## Goal
Rewrite the listing from the line with "abs-y-tick-label: 100.000 [57,262,123,283]" to the line with "pct-x-tick-label: 1986 [1606,635,1646,656]", changing every "pct-x-tick-label" to "percent-x-tick-label" and leaving all else unchanged.

## Given entries
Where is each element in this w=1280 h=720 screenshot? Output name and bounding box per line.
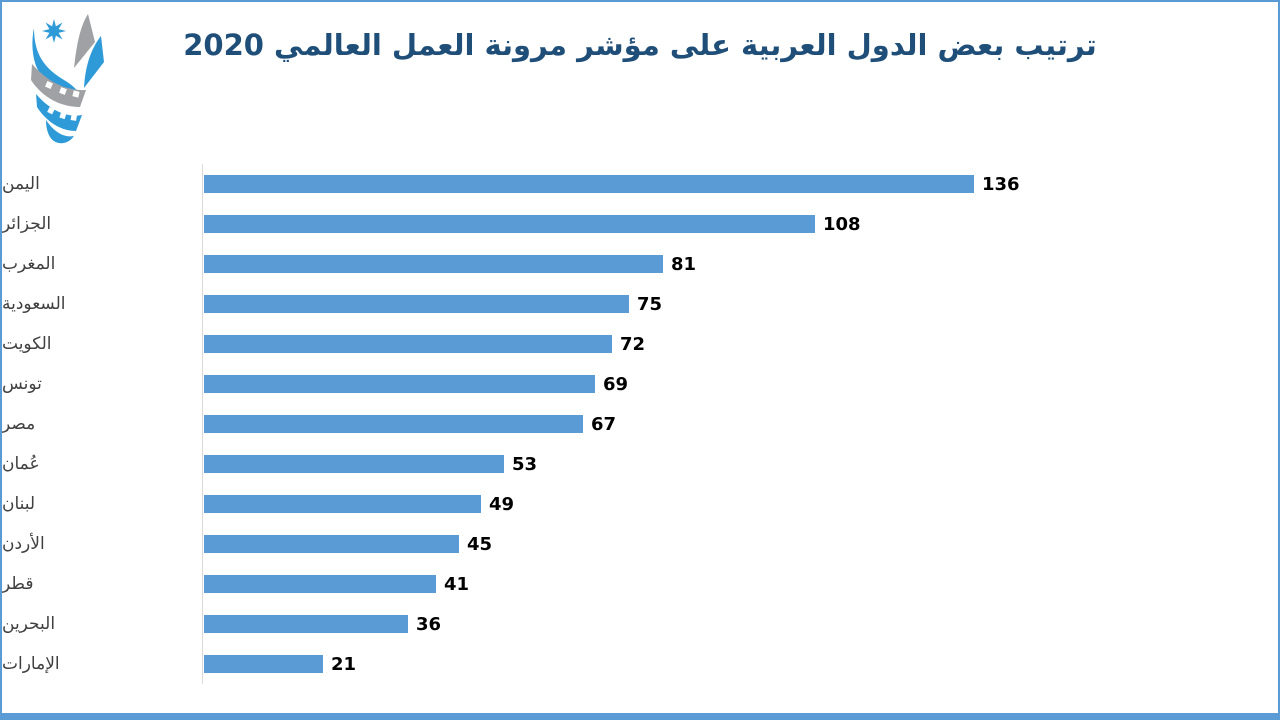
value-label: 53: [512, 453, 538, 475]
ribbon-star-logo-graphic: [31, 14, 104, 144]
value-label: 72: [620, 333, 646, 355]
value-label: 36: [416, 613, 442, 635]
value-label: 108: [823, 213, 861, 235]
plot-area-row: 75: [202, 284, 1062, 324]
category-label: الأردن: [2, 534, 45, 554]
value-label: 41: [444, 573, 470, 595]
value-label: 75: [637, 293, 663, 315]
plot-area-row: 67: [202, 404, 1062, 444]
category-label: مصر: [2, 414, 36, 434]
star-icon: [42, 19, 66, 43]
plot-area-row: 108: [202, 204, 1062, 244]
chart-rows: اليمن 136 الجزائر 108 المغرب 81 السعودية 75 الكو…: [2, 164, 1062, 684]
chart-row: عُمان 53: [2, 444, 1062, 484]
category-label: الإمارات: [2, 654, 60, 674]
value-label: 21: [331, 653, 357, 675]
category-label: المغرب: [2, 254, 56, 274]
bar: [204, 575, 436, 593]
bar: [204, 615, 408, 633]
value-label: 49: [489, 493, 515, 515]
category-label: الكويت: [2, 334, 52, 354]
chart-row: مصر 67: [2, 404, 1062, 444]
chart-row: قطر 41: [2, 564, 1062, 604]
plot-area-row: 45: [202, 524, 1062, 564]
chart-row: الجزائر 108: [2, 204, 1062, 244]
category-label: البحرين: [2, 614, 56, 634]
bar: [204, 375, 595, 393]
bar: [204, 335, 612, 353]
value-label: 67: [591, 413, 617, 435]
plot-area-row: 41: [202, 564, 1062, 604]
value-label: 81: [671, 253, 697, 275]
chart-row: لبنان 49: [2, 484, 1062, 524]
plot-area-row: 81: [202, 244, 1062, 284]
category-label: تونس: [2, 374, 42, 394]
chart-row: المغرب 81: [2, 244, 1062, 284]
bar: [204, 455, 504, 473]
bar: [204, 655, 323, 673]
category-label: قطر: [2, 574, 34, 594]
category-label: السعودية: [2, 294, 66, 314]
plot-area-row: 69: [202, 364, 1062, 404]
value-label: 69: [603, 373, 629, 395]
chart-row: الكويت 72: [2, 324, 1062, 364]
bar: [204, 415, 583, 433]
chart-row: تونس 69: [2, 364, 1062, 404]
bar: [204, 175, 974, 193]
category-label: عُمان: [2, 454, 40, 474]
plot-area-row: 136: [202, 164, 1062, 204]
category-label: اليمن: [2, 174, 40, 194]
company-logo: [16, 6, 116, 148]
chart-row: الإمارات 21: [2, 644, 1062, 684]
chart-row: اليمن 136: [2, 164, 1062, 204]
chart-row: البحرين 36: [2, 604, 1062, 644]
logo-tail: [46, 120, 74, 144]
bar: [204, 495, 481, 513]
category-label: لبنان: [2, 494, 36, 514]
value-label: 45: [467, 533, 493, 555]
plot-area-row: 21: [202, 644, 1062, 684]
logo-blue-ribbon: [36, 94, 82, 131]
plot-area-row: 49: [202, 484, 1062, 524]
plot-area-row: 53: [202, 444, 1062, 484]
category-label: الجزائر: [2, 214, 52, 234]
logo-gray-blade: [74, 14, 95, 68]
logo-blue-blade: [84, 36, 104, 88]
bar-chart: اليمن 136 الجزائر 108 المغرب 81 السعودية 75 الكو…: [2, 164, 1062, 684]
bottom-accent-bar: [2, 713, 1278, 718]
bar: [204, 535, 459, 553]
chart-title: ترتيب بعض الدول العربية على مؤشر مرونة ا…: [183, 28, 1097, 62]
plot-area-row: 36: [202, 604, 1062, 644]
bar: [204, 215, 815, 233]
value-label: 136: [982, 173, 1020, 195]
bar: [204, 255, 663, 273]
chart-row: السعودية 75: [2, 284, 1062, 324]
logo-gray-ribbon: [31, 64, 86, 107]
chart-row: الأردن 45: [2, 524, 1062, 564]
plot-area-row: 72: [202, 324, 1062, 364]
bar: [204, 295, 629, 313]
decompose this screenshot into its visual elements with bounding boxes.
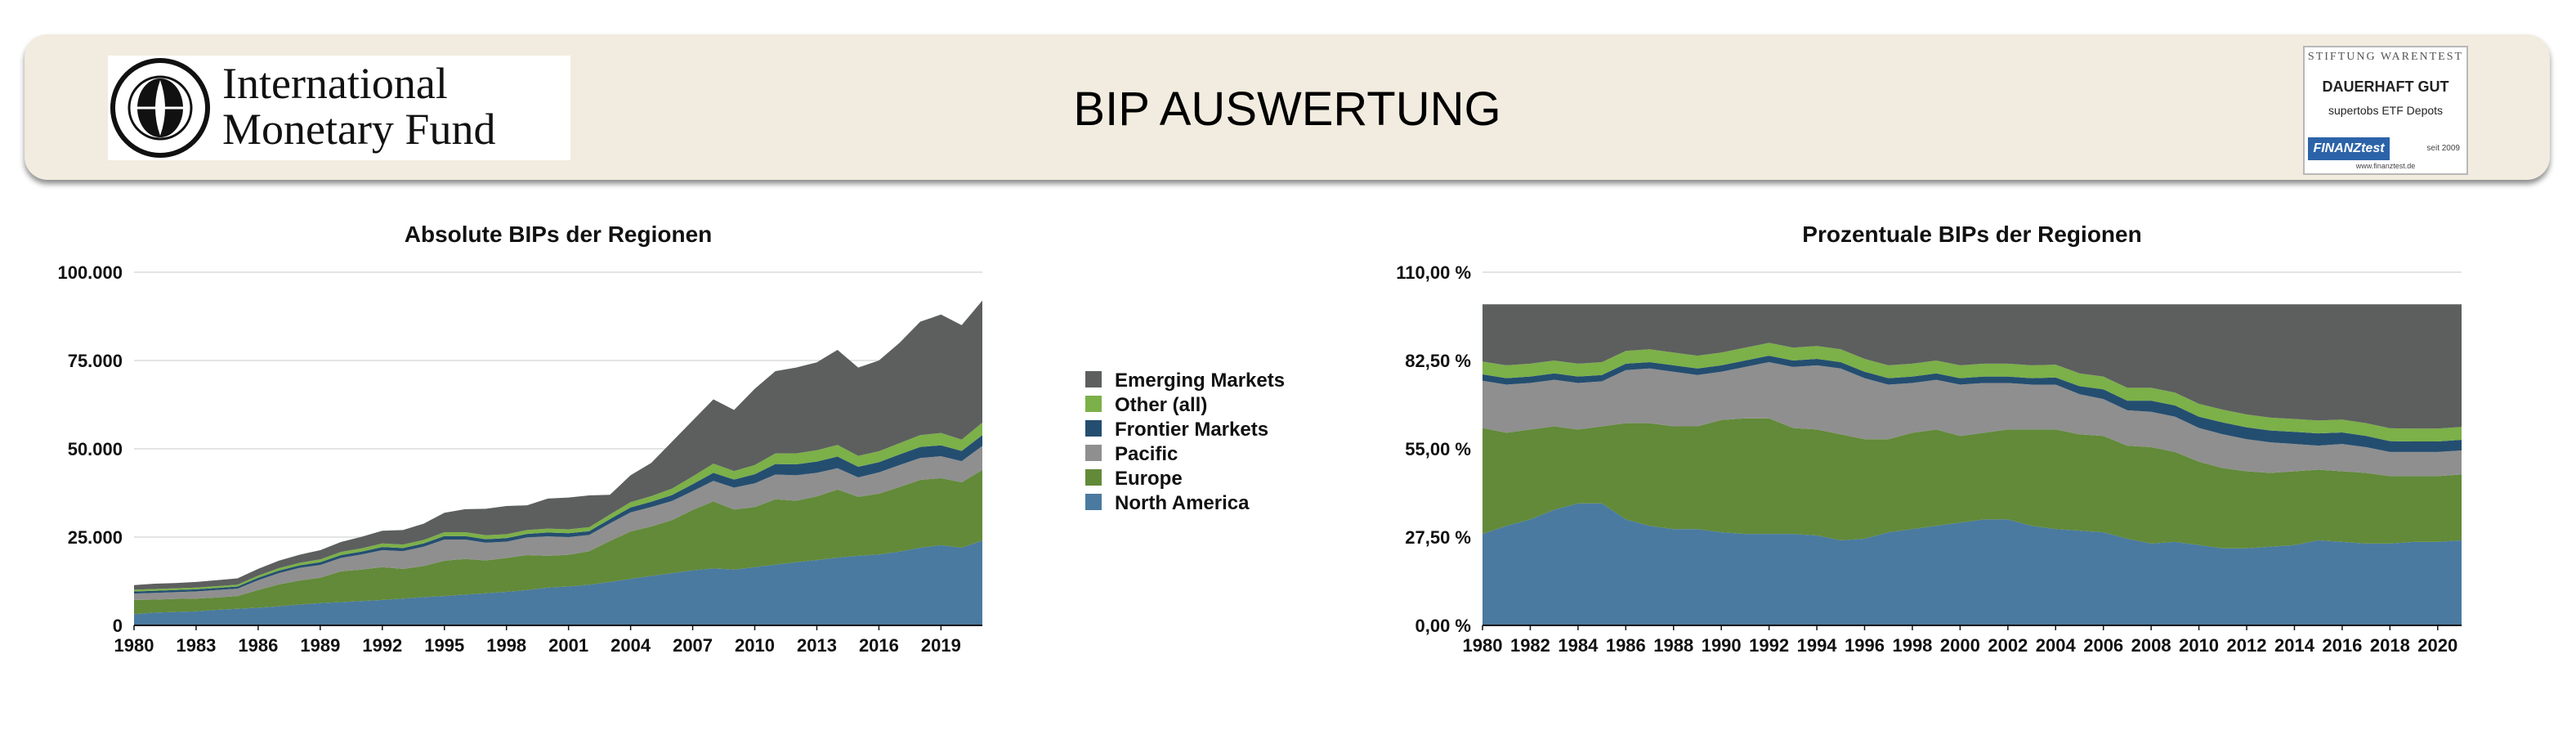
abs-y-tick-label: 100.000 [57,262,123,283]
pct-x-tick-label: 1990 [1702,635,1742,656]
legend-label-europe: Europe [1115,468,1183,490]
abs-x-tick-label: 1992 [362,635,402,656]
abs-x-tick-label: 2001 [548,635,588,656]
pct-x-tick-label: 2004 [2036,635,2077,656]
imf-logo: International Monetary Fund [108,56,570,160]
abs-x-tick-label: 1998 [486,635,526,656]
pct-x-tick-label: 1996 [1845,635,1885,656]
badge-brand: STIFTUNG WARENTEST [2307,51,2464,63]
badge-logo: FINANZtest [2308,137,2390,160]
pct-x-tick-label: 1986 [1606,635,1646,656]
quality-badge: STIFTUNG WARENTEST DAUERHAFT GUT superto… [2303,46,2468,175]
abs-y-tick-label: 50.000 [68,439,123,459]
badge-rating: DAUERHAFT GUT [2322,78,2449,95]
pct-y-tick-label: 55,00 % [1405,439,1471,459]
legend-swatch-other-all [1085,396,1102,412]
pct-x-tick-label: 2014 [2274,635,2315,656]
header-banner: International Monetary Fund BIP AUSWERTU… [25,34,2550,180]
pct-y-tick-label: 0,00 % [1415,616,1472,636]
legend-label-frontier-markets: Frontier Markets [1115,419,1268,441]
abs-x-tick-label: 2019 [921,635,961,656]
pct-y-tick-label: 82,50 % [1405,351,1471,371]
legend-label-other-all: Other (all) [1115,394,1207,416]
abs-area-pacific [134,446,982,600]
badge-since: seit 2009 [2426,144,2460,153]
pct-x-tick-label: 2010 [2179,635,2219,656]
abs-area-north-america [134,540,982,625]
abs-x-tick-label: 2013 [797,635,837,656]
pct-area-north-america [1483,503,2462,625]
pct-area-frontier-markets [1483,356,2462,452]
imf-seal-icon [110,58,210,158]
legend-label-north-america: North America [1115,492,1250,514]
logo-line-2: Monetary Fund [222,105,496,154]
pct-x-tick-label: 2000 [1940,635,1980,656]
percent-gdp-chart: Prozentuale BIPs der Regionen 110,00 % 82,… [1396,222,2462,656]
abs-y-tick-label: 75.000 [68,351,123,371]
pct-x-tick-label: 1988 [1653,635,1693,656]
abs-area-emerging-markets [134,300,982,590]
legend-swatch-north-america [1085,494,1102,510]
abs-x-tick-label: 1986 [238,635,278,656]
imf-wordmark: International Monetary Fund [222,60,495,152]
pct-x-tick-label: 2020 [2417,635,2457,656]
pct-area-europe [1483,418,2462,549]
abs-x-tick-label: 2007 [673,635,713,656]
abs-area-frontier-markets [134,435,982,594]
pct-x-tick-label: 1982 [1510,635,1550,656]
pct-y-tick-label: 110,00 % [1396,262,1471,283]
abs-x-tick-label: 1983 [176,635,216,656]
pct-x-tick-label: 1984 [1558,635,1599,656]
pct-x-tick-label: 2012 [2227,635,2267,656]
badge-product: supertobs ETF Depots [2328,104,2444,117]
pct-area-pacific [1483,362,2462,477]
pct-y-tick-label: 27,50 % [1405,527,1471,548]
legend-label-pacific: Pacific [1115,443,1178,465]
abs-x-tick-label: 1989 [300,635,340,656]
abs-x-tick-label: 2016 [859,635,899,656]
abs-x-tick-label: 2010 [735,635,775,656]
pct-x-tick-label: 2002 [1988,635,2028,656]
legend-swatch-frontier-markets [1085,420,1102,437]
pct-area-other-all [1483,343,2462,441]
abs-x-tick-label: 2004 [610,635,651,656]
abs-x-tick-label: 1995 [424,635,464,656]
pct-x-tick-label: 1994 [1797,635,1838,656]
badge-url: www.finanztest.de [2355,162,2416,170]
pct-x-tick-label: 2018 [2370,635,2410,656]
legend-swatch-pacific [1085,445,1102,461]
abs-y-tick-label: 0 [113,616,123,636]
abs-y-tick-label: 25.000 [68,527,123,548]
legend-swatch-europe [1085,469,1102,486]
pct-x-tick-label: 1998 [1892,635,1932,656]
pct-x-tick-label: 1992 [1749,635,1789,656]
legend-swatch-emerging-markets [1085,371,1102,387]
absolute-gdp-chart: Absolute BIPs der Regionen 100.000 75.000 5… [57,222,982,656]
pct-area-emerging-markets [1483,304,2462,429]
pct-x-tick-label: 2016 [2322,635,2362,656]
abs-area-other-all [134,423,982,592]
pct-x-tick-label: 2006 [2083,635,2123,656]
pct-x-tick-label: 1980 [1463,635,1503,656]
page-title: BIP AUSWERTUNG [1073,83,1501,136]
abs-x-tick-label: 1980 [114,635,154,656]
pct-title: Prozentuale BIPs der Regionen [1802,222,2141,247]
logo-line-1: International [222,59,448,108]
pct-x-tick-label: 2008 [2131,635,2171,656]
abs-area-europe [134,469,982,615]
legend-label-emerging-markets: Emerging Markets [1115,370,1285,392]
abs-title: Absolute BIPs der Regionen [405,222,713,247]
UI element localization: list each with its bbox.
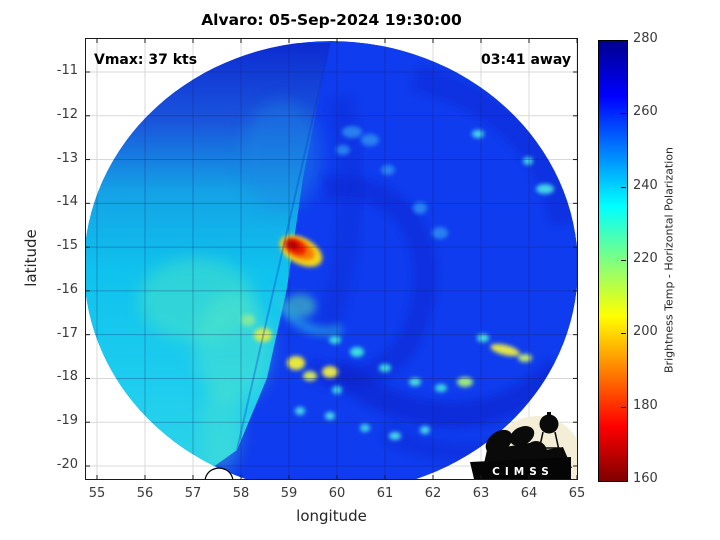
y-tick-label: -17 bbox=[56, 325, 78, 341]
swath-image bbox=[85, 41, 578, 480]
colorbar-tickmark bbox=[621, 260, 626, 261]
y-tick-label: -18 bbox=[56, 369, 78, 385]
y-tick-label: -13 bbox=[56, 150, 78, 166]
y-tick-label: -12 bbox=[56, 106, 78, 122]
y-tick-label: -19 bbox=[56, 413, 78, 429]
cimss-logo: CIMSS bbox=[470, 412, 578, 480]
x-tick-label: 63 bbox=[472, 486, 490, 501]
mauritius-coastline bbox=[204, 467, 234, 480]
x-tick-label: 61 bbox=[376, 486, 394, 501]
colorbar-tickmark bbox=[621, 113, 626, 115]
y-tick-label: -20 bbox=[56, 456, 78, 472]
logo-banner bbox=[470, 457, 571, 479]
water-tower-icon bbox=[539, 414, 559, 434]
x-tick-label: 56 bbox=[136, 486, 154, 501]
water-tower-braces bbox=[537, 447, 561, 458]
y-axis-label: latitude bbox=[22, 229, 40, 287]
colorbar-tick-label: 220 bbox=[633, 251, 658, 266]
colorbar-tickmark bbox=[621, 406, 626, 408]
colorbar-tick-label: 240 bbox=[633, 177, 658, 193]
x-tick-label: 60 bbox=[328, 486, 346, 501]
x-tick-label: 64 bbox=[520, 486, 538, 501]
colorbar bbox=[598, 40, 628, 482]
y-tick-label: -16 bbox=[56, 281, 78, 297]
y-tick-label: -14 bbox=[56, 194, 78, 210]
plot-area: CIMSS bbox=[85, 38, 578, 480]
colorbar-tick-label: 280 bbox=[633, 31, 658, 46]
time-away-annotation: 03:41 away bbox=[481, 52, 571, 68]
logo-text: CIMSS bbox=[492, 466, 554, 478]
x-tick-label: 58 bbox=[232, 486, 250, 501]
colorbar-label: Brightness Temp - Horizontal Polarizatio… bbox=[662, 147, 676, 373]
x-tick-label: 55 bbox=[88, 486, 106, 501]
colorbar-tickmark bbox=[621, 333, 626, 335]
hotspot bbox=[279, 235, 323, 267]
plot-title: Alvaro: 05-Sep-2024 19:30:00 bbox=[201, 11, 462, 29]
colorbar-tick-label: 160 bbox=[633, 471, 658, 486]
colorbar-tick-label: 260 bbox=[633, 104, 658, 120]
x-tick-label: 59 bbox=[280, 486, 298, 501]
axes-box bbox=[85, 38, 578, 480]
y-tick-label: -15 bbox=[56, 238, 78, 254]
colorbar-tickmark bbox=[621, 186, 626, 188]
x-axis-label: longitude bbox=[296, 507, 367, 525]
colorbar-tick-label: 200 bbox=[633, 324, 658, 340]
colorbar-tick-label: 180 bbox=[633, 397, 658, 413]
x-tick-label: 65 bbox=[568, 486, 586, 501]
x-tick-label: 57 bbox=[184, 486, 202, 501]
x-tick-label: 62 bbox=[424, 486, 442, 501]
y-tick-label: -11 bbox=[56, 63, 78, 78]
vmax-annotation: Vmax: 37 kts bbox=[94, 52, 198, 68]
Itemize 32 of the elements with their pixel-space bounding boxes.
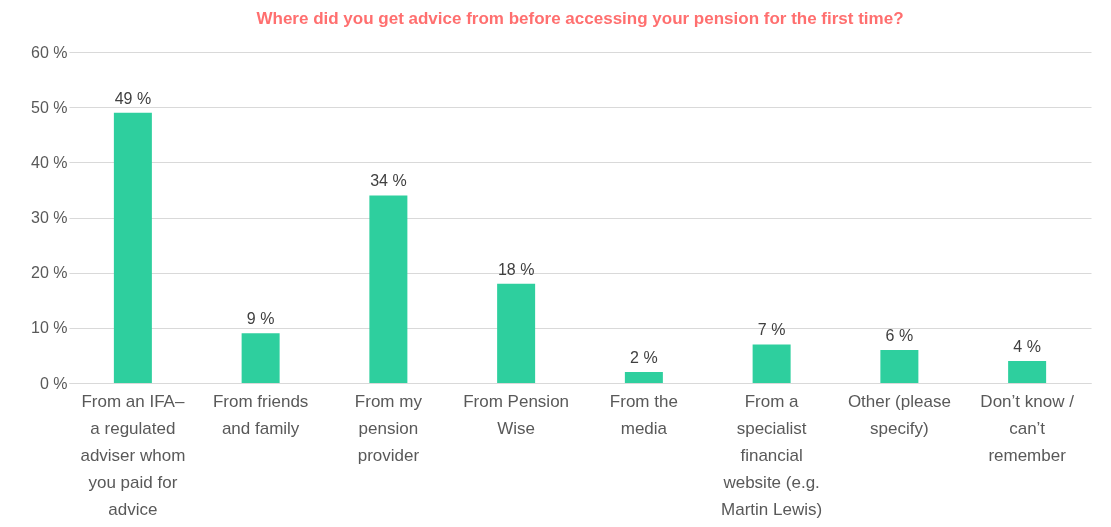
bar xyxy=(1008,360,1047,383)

## Task output
abs-y-tick-label: 100.000 [57,262,123,283]
percent-x-tick-label: 1990 [1702,635,1742,656]
legend-label-europe: Europe [1115,468,1183,490]
abs-x-tick-label: 1992 [362,635,402,656]
abs-x-tick-label: 2001 [548,635,588,656]
percent-x-tick-label: 2004 [2036,635,2077,656]
imf-logo: International Monetary Fund [108,56,570,160]
abs-x-tick-label: 1998 [486,635,526,656]
percent-x-tick-label: 1996 [1845,635,1885,656]
badge-brand: STIFTUNG WARENTEST [2307,51,2464,63]
badge-logo: FINANZtest [2308,137,2390,160]
percent-x-tick-label: 1986 [1606,635,1646,656]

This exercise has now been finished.